Request: Copy out all of the data below line for line, with no changes. Leave out the pictures.
☆ ☆ ☆
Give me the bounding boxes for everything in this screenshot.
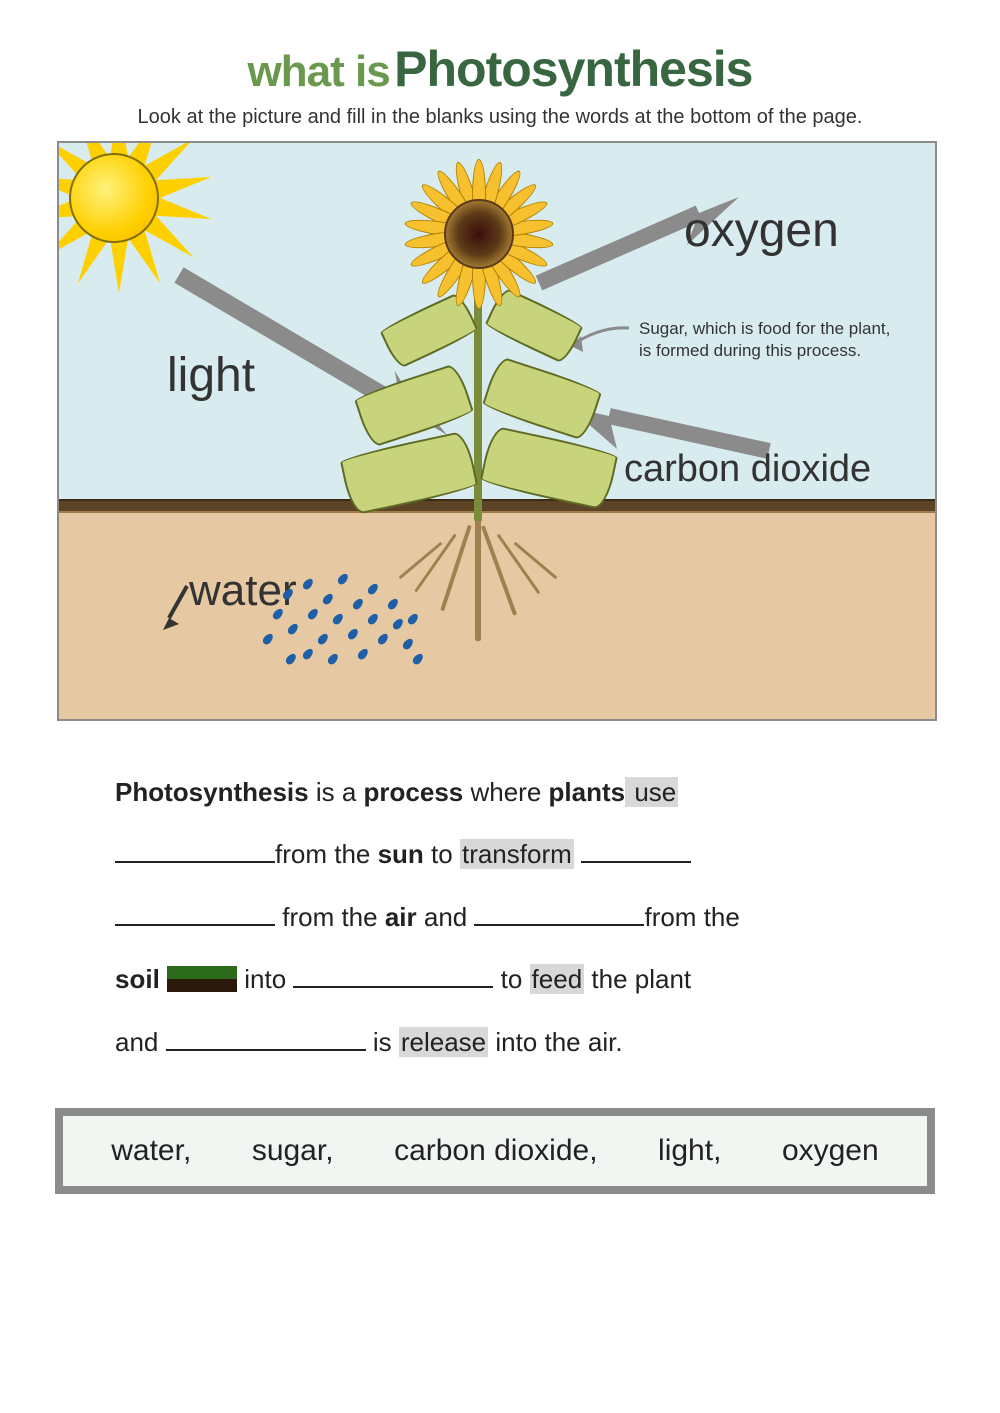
bold-word: process (364, 777, 464, 807)
word-bank-item: light, (658, 1134, 721, 1168)
grass-icon (167, 966, 237, 992)
text-segment: from the (644, 902, 739, 932)
title-part2: Photosynthesis (394, 41, 752, 97)
title-part1: what is (248, 47, 390, 96)
blank-field[interactable] (581, 837, 691, 863)
page-title: what is Photosynthesis (55, 40, 945, 98)
blank-field[interactable] (166, 1025, 366, 1051)
text-segment: to (424, 839, 460, 869)
fill-in-paragraph: Photosynthesis is a process where plants… (115, 761, 885, 1073)
sugar-note: Sugar, which is food for the plant, is f… (639, 318, 899, 362)
text-segment (574, 839, 581, 869)
text-segment: from the (275, 902, 385, 932)
label-light: light (167, 348, 255, 403)
bold-word: plants (549, 777, 626, 807)
sun-icon (57, 141, 189, 273)
sunflower-icon (414, 169, 544, 299)
blank-field[interactable] (293, 962, 493, 988)
flower-center (444, 199, 514, 269)
text-segment: and (115, 1027, 166, 1057)
blank-field[interactable] (474, 900, 644, 926)
instructions-text: Look at the picture and fill in the blan… (55, 106, 945, 129)
root (475, 521, 481, 641)
word-bank-item: sugar, (252, 1134, 334, 1168)
photosynthesis-diagram: light oxygen Sugar, which is food for th… (57, 141, 937, 721)
word-bank-item: water, (111, 1134, 191, 1168)
word-bank-item: carbon dioxide, (394, 1134, 597, 1168)
highlighted-word: feed (530, 964, 585, 994)
text-segment: the plant (584, 964, 691, 994)
soil-line (59, 501, 935, 511)
text-segment: is (366, 1027, 399, 1057)
text-segment: where (463, 777, 548, 807)
text-segment: to (493, 964, 529, 994)
word-bank: water, sugar, carbon dioxide, light, oxygen (55, 1108, 935, 1194)
bold-word: sun (378, 839, 424, 869)
text-segment: is a (309, 777, 364, 807)
label-oxygen: oxygen (684, 203, 839, 258)
text-segment: into the air. (488, 1027, 622, 1057)
blank-field[interactable] (115, 837, 275, 863)
text-segment: from the (275, 839, 378, 869)
blank-field[interactable] (115, 900, 275, 926)
bold-word: soil (115, 964, 160, 994)
text-segment: and (417, 902, 475, 932)
label-co2: carbon dioxide (624, 448, 871, 491)
highlighted-word: use (625, 777, 678, 807)
bold-word: Photosynthesis (115, 777, 309, 807)
highlighted-word: transform (460, 839, 574, 869)
text-segment: into (237, 964, 293, 994)
word-bank-item: oxygen (782, 1134, 879, 1168)
bold-word: air (385, 902, 417, 932)
highlighted-word: release (399, 1027, 488, 1057)
sun-core (69, 153, 159, 243)
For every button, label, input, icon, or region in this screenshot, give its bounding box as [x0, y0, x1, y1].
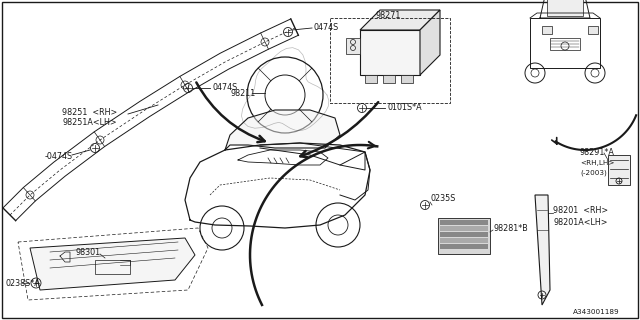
- Bar: [550, 38, 580, 50]
- Bar: [440, 226, 488, 231]
- Bar: [530, 18, 600, 68]
- Bar: [440, 232, 488, 237]
- Text: 98251  <RH>: 98251 <RH>: [62, 108, 117, 116]
- Text: A343001189: A343001189: [573, 309, 620, 315]
- Bar: [440, 220, 488, 225]
- Bar: [608, 155, 630, 185]
- Bar: [346, 38, 360, 54]
- Polygon shape: [420, 10, 440, 75]
- Text: 98201A<LH>: 98201A<LH>: [553, 218, 607, 227]
- Text: 0101S*A: 0101S*A: [387, 102, 422, 111]
- Text: 98301: 98301: [75, 247, 100, 257]
- Bar: [360, 30, 420, 75]
- Text: 98251A<LH>: 98251A<LH>: [62, 117, 116, 126]
- Text: (-2003): (-2003): [580, 170, 607, 176]
- Text: -0474S: -0474S: [45, 151, 73, 161]
- Polygon shape: [535, 195, 550, 305]
- Text: 98281*B: 98281*B: [493, 223, 528, 233]
- Bar: [365, 75, 377, 83]
- Bar: [440, 238, 488, 243]
- Text: 0474S: 0474S: [313, 22, 339, 31]
- Text: 98211: 98211: [230, 89, 255, 98]
- Text: 0235S: 0235S: [430, 194, 456, 203]
- Bar: [330, 18, 450, 103]
- Bar: [440, 244, 488, 249]
- Text: 98291*A: 98291*A: [580, 148, 615, 156]
- Polygon shape: [225, 110, 340, 150]
- Text: <RH,LH>: <RH,LH>: [580, 160, 614, 166]
- Polygon shape: [360, 10, 440, 30]
- Bar: [401, 75, 413, 83]
- Bar: [547, 0, 583, 16]
- Text: 98271: 98271: [375, 11, 401, 20]
- Polygon shape: [30, 238, 195, 290]
- Bar: [588, 26, 598, 34]
- Text: 98201  <RH>: 98201 <RH>: [553, 205, 608, 214]
- Bar: [438, 218, 490, 254]
- Text: 0474S: 0474S: [212, 83, 237, 92]
- Text: 0238S*A: 0238S*A: [5, 278, 40, 287]
- Bar: [95, 260, 130, 274]
- Bar: [383, 75, 395, 83]
- Bar: [542, 26, 552, 34]
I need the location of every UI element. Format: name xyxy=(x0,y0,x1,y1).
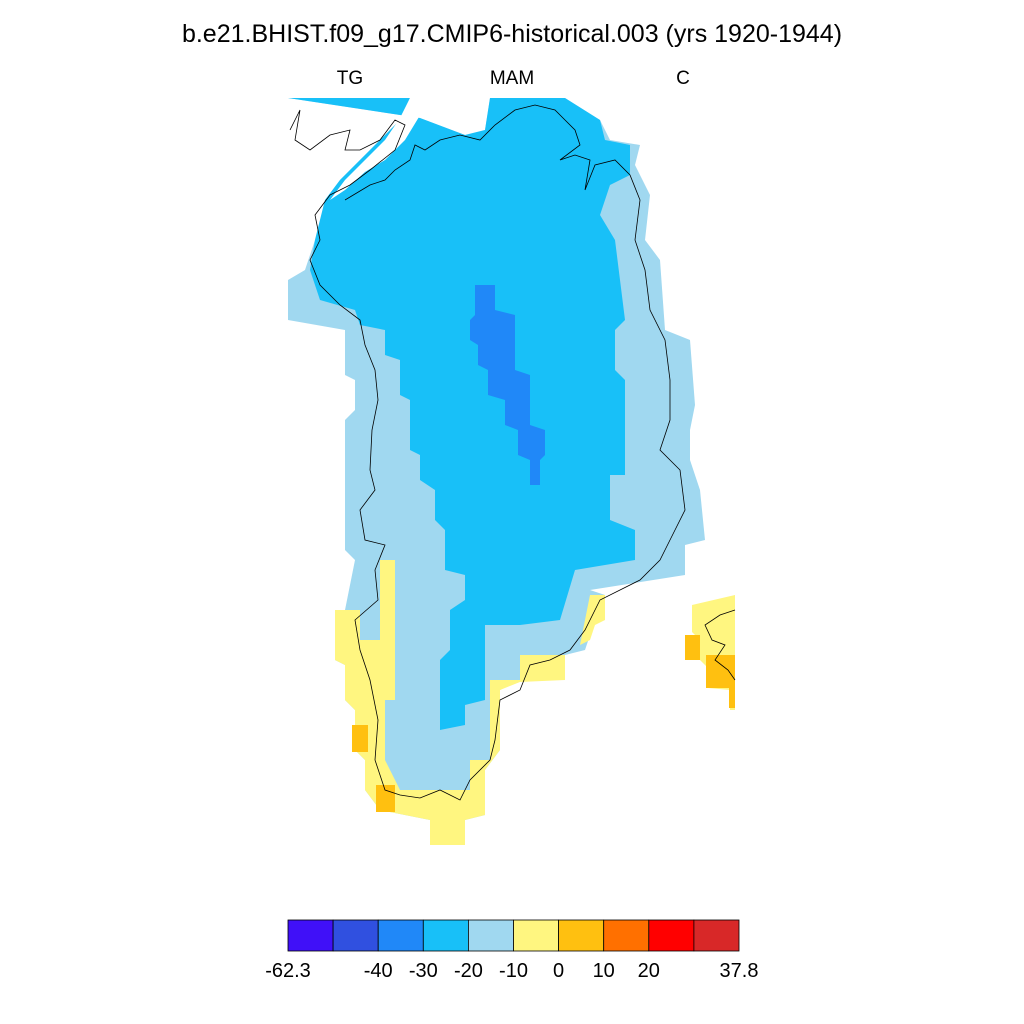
plot-title: b.e21.BHIST.f09_g17.CMIP6-historical.003… xyxy=(181,20,843,48)
subtitle-units: C xyxy=(676,68,690,89)
colorbar-box xyxy=(287,919,334,952)
cell-0-10 xyxy=(706,655,735,688)
colorbar-box xyxy=(693,919,740,952)
colorbar-label: -40 xyxy=(363,960,393,982)
colorbar-label: 37.8 xyxy=(719,960,759,982)
subtitle-season: MAM xyxy=(489,68,535,89)
subtitle-variable: TG xyxy=(336,68,364,89)
colorbar-label: 0 xyxy=(553,960,565,982)
region-minus10-0 xyxy=(335,560,565,845)
region-minus30-minus20 xyxy=(288,98,635,730)
cell-0-10 xyxy=(376,785,395,812)
colorbar-label: -20 xyxy=(453,960,483,982)
colorbar-box xyxy=(467,919,514,952)
cell-0-10 xyxy=(685,635,700,660)
colorbar-label: -62.3 xyxy=(265,960,311,982)
colorbar-box xyxy=(377,919,424,952)
region-minus40-minus30 xyxy=(470,285,545,485)
colorbar-box xyxy=(603,919,650,952)
cell-0-10 xyxy=(352,725,368,752)
colorbar-box xyxy=(422,919,469,952)
colorbar-box xyxy=(648,919,695,952)
colorbar-label: 10 xyxy=(592,960,615,982)
colorbar-label: 20 xyxy=(637,960,660,982)
colorbar-label: -10 xyxy=(499,960,528,982)
field-shading xyxy=(288,98,735,845)
colorbar xyxy=(287,919,740,952)
colorbar-label: -30 xyxy=(408,960,438,982)
coastline-east-island xyxy=(704,609,736,681)
no-data-gap xyxy=(330,98,422,200)
colorbar-box xyxy=(332,919,379,952)
colorbar-box xyxy=(513,919,559,952)
no-data-gap xyxy=(288,230,305,278)
region-minus10-0 xyxy=(580,595,605,645)
colorbar-box xyxy=(558,919,605,952)
coastline xyxy=(289,104,686,801)
cell-0-10 xyxy=(729,688,735,708)
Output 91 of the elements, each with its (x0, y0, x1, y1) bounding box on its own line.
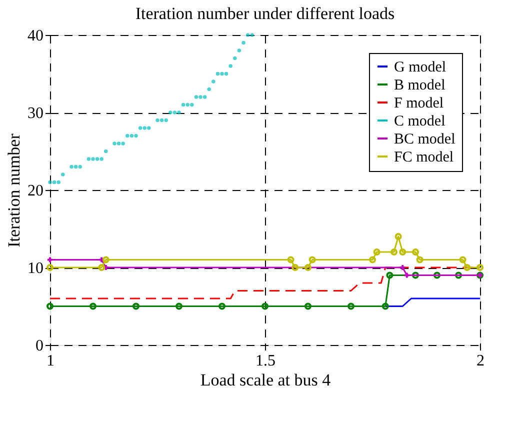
☆ ☆ ☆
Solution:
Give me the bounding boxes for everything in this screenshot.
bold-word: process (364, 777, 464, 807)
word-bank-item: light, (658, 1134, 721, 1168)
grass-icon (167, 966, 237, 992)
text-segment: from the (644, 902, 739, 932)
title-part2: Photosynthesis (394, 41, 752, 97)
title-part1: what is (248, 47, 390, 96)
blank-field[interactable] (581, 837, 691, 863)
page-title: what is Photosynthesis (55, 40, 945, 98)
blank-field[interactable] (166, 1025, 366, 1051)
text-segment: to (424, 839, 460, 869)
fill-in-paragraph: Photosynthesis is a process where plants… (115, 761, 885, 1073)
sugar-note: Sugar, which is food for the plant, is f… (639, 318, 899, 362)
text-segment (574, 839, 581, 869)
text-segment: from the (275, 902, 385, 932)
label-light: light (167, 348, 255, 403)
bold-word: plants (549, 777, 626, 807)
sun-icon (57, 141, 189, 273)
sunflower-icon (414, 169, 544, 299)
blank-field[interactable] (293, 962, 493, 988)
flower-center (444, 199, 514, 269)
text-segment: and (115, 1027, 166, 1057)
blank-field[interactable] (474, 900, 644, 926)
instructions-text: Look at the picture and fill in the blan… (55, 106, 945, 129)
root (475, 521, 481, 641)
word-bank-item: sugar, (252, 1134, 334, 1168)
photosynthesis-diagram: light oxygen Sugar, which is food for th… (57, 141, 937, 721)
word-bank-item: water, (111, 1134, 191, 1168)
word-bank-item: carbon dioxide, (394, 1134, 597, 1168)
highlighted-word: feed (530, 964, 585, 994)
text-segment: the plant (584, 964, 691, 994)
soil-line (59, 501, 935, 511)
text-segment: is (366, 1027, 399, 1057)
text-segment: where (463, 777, 548, 807)
text-segment: to (493, 964, 529, 994)
word-bank: water, sugar, carbon dioxide, light, oxygen (55, 1108, 935, 1194)
bold-word: sun (378, 839, 424, 869)
text-segment: is a (309, 777, 364, 807)
label-oxygen: oxygen (684, 203, 839, 258)
text-segment: into the air. (488, 1027, 622, 1057)
blank-field[interactable] (115, 837, 275, 863)
text-segment: from the (275, 839, 378, 869)
blank-field[interactable] (115, 900, 275, 926)
bold-word: soil (115, 964, 160, 994)
text-segment: and (417, 902, 475, 932)
label-co2: carbon dioxide (624, 448, 871, 491)
highlighted-word: use (625, 777, 678, 807)
bold-word: Photosynthesis (115, 777, 309, 807)
highlighted-word: transform (460, 839, 574, 869)
text-segment: into (237, 964, 293, 994)
word-bank-item: oxygen (782, 1134, 879, 1168)
bold-word: air (385, 902, 417, 932)
highlighted-word: release (399, 1027, 488, 1057)
sun-core (69, 153, 159, 243)
For every button, label, input, icon, or region in this screenshot, give its bounding box as [x0, y0, x1, y1].
- Bar: [550, 38, 580, 50]
- Bar: [440, 226, 488, 231]
- Bar: [530, 18, 600, 68]
- Bar: [440, 232, 488, 237]
- Text: 98251  <RH>: 98251 <RH>: [62, 108, 117, 116]
- Text: A343001189: A343001189: [573, 309, 620, 315]
- Bar: [440, 220, 488, 225]
- Bar: [608, 155, 630, 185]
- Bar: [346, 38, 360, 54]
- Polygon shape: [420, 10, 440, 75]
- Text: 98201A<LH>: 98201A<LH>: [553, 218, 607, 227]
- Text: 0101S*A: 0101S*A: [387, 102, 422, 111]
- Text: 98301: 98301: [75, 247, 100, 257]
- Bar: [360, 30, 420, 75]
- Text: 98251A<LH>: 98251A<LH>: [62, 117, 116, 126]
- Text: (-2003): (-2003): [580, 170, 607, 176]
- Text: -0474S: -0474S: [45, 151, 73, 161]
- Polygon shape: [535, 195, 550, 305]
- Text: 98281*B: 98281*B: [493, 223, 528, 233]
- Bar: [365, 75, 377, 83]
- Bar: [440, 238, 488, 243]
- Text: 0474S: 0474S: [313, 22, 339, 31]
- Text: 98211: 98211: [230, 89, 255, 98]
- Text: 0235S: 0235S: [430, 194, 456, 203]
- Bar: [330, 18, 450, 103]
- Bar: [440, 244, 488, 249]
- Text: 98291*A: 98291*A: [580, 148, 615, 156]
- Polygon shape: [225, 110, 340, 150]
- Text: <RH,LH>: <RH,LH>: [580, 160, 614, 166]
- Polygon shape: [360, 10, 440, 30]
- Bar: [401, 75, 413, 83]
- Bar: [547, 0, 583, 16]
- Text: 98271: 98271: [375, 11, 401, 20]
- Polygon shape: [30, 238, 195, 290]
- Bar: [588, 26, 598, 34]
- Text: 98201  <RH>: 98201 <RH>: [553, 205, 608, 214]
- Bar: [438, 218, 490, 254]
- Text: 0474S: 0474S: [212, 83, 237, 92]
- Text: 0238S*A: 0238S*A: [5, 278, 40, 287]
- Bar: [95, 260, 130, 274]
- Bar: [383, 75, 395, 83]
- Bar: [542, 26, 552, 34]
I need the location of every UI element. Format: name xyxy=(x0,y0,x1,y1).
plot-title: b.e21.BHIST.f09_g17.CMIP6-historical.003… xyxy=(181,20,843,48)
subtitle-units: C xyxy=(676,68,690,89)
colorbar-box xyxy=(287,919,334,952)
cell-0-10 xyxy=(706,655,735,688)
colorbar-box xyxy=(693,919,740,952)
colorbar-label: -40 xyxy=(363,960,393,982)
colorbar-label: 37.8 xyxy=(719,960,759,982)
subtitle-season: MAM xyxy=(489,68,535,89)
subtitle-variable: TG xyxy=(336,68,364,89)
colorbar-label: 0 xyxy=(553,960,565,982)
region-minus10-0 xyxy=(335,560,565,845)
region-minus30-minus20 xyxy=(288,98,635,730)
cell-0-10 xyxy=(376,785,395,812)
colorbar-label: -20 xyxy=(453,960,483,982)
colorbar-box xyxy=(467,919,514,952)
cell-0-10 xyxy=(685,635,700,660)
colorbar-label: -62.3 xyxy=(265,960,311,982)
colorbar-box xyxy=(377,919,424,952)
region-minus40-minus30 xyxy=(470,285,545,485)
colorbar-box xyxy=(603,919,650,952)
cell-0-10 xyxy=(352,725,368,752)
colorbar-box xyxy=(422,919,469,952)
colorbar-box xyxy=(648,919,695,952)
colorbar-label: 10 xyxy=(592,960,615,982)
colorbar-label: 20 xyxy=(637,960,660,982)
colorbar-label: -10 xyxy=(499,960,528,982)
field-shading xyxy=(288,98,735,845)
colorbar xyxy=(287,919,740,952)
colorbar-label: -30 xyxy=(408,960,438,982)
coastline-east-island xyxy=(704,609,736,681)
no-data-gap xyxy=(330,98,422,200)
colorbar-box xyxy=(332,919,379,952)
colorbar-box xyxy=(513,919,559,952)
no-data-gap xyxy=(288,230,305,278)
region-minus10-0 xyxy=(580,595,605,645)
colorbar-box xyxy=(558,919,605,952)
coastline xyxy=(289,104,686,801)
cell-0-10 xyxy=(729,688,735,708)
Output 91 of the elements, each with its (x0, y0, x1, y1) bounding box on its own line.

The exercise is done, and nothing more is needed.